● The problem
Lines that include the word "this" are the ones to copy.

● Listed entries
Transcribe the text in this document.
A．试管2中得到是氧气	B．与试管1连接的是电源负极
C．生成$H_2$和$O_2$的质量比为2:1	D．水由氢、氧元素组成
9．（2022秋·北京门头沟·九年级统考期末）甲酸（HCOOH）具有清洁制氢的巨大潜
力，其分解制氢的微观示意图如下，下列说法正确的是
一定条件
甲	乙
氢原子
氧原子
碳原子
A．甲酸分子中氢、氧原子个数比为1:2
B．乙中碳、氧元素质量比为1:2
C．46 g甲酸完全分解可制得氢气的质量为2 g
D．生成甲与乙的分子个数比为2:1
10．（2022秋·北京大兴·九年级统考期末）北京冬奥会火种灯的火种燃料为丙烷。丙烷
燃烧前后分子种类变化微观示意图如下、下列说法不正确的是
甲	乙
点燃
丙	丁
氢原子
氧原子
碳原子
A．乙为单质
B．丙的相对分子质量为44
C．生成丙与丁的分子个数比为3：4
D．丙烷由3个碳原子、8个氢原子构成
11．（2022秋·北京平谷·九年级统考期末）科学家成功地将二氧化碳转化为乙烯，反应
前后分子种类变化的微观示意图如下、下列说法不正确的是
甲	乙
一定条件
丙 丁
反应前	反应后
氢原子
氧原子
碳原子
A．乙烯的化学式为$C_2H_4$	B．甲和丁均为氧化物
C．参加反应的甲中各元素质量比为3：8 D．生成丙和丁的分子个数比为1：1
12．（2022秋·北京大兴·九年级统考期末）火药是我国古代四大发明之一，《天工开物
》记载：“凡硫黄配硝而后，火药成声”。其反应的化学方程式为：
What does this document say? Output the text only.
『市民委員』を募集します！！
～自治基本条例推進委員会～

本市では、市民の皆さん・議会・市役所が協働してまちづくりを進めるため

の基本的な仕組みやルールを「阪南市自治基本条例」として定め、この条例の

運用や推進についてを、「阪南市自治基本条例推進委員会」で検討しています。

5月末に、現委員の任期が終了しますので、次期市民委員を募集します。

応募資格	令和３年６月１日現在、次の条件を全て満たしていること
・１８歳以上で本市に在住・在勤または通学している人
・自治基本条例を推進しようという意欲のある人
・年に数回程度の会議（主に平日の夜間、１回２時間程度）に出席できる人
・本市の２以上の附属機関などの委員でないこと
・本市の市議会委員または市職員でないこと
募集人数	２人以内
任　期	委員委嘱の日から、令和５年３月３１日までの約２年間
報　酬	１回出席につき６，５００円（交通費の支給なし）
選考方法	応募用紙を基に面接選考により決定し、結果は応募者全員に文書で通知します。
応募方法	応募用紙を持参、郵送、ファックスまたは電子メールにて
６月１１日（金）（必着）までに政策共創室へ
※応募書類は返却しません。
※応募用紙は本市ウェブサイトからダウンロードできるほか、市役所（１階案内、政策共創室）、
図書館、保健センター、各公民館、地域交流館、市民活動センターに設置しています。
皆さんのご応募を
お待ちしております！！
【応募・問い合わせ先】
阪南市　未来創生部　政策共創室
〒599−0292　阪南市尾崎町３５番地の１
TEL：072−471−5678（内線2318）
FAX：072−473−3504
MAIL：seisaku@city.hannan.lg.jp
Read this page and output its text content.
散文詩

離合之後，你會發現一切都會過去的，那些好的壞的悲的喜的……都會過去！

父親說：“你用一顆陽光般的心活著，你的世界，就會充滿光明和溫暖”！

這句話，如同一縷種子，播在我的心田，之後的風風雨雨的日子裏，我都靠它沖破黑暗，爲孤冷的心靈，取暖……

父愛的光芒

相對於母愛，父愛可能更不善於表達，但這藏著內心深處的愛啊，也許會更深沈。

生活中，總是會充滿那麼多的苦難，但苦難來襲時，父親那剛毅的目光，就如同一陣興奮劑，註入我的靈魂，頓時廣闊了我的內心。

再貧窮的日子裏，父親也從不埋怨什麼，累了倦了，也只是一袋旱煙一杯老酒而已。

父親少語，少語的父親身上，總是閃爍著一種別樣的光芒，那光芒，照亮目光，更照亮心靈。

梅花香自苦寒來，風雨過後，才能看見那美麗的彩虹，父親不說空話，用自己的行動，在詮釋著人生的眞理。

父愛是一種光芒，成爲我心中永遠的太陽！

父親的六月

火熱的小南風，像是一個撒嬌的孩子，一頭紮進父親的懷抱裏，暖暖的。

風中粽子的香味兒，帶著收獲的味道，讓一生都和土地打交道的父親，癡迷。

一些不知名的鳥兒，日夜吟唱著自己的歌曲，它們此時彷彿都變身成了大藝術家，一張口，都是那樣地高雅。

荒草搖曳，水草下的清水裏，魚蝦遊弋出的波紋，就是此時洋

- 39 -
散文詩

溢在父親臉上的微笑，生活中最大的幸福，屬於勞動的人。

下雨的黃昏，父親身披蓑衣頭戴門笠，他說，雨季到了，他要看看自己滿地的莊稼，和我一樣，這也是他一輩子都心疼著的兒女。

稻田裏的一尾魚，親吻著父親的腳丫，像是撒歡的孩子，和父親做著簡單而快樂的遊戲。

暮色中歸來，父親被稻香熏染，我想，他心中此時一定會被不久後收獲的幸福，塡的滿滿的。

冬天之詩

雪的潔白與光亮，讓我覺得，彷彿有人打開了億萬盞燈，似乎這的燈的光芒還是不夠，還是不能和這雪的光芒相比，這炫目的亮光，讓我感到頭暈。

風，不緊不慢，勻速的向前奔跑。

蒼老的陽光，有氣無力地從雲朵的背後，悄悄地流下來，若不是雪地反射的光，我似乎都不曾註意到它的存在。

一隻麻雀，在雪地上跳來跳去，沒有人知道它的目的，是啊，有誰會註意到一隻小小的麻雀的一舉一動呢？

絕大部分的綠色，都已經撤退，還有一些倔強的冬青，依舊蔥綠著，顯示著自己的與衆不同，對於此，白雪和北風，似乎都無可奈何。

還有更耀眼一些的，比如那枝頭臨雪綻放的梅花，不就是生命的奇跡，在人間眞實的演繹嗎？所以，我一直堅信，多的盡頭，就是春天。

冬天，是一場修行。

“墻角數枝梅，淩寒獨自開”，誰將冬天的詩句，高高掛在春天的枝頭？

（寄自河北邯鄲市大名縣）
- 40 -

● Result of the exercise
Transcribe the text in this document.
What does this document say? Output the text only.
Read this page and output its text content.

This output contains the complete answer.